Exercise
Write out the whole listing, matching it exactly.

+===+

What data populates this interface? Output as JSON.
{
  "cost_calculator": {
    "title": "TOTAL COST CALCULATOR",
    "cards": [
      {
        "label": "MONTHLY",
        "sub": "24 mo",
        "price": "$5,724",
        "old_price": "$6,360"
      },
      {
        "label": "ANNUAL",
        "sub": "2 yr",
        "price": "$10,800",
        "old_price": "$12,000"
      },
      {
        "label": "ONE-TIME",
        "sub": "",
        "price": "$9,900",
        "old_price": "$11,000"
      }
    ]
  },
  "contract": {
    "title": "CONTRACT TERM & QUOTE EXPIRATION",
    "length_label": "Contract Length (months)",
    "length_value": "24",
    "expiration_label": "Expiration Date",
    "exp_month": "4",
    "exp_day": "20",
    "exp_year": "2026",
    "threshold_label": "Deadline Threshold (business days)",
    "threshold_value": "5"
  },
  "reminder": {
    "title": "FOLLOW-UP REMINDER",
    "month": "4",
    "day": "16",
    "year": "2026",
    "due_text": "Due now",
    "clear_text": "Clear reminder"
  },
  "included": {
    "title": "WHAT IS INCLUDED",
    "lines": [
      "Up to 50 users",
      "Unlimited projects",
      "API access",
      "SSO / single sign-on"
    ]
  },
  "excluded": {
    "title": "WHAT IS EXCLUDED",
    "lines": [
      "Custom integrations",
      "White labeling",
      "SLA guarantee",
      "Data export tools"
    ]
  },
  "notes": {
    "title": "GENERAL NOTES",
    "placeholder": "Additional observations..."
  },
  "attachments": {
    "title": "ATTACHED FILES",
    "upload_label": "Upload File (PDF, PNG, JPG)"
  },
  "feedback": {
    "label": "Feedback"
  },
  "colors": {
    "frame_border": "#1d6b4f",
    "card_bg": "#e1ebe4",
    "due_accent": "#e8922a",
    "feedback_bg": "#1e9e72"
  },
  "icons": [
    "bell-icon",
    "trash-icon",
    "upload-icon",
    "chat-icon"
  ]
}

+===+

Result of this exercise
What data populates this interface? Output as JSON.
{
  "cost_calculator": {
    "title": "TOTAL COST CALCULATOR",
    "cards": [
      {
        "label": "MONTHLY",
        "sub": "24 mo",
        "price": "$5,724",
        "old_price": "$6,360"
      },
      {
        "label": "ANNUAL",
        "sub": "2 yr",
        "price": "$10,800",
        "old_price": "$12,000"
      },
      {
        "label": "ONE-TIME",
        "sub": "",
        "price": "$9,900",
        "old_price": "$11,000"
      }
    ]
  },
  "contract": {
    "title": "CONTRACT TERM & QUOTE EXPIRATION",
    "length_label": "Contract Length (months)",
    "length_value": "24",
    "expiration_label": "Expiration Date",
    "exp_month": "4",
    "exp_day": "20",
    "exp_year": "2026",
    "threshold_label": "Deadline Threshold (business days)",
    "threshold_value": "5"
  },
  "reminder": {
    "title": "FOLLOW-UP REMINDER",
    "month": "4",
    "day": "16",
    "year": "2026",
    "due_text": "Due now",
    "clear_text": "Clear reminder"
  },
  "included": {
    "title": "WHAT IS INCLUDED",
    "lines": [
      "Up to 50 users",
      "Unlimited projects",
      "API access",
      "SSO / single sign-on"
    ]
  },
  "excluded": {
    "title": "WHAT IS EXCLUDED",
    "lines": [
      "Custom integrations",
      "White labeling",
      "SLA guarantee",
      "Data export tools"
    ]
  },
  "notes": {
    "title": "GENERAL NOTES",
    "placeholder": "Additional observations..."
  },
  "attachments": {
    "title": "ATTACHED FILES",
    "upload_label": "Upload File (PDF, PNG, JPG)"
  },
  "feedback": {
    "label": "Feedback"
  },
  "colors": {
    "frame_border": "#1d6b4f",
    "card_bg": "#e1ebe4",
    "due_accent": "#e8922a",
    "feedback_bg": "#1e9e72"
  },
  "icons": [
    "bell-icon",
    "trash-icon",
    "upload-icon",
    "chat-icon"
  ]
}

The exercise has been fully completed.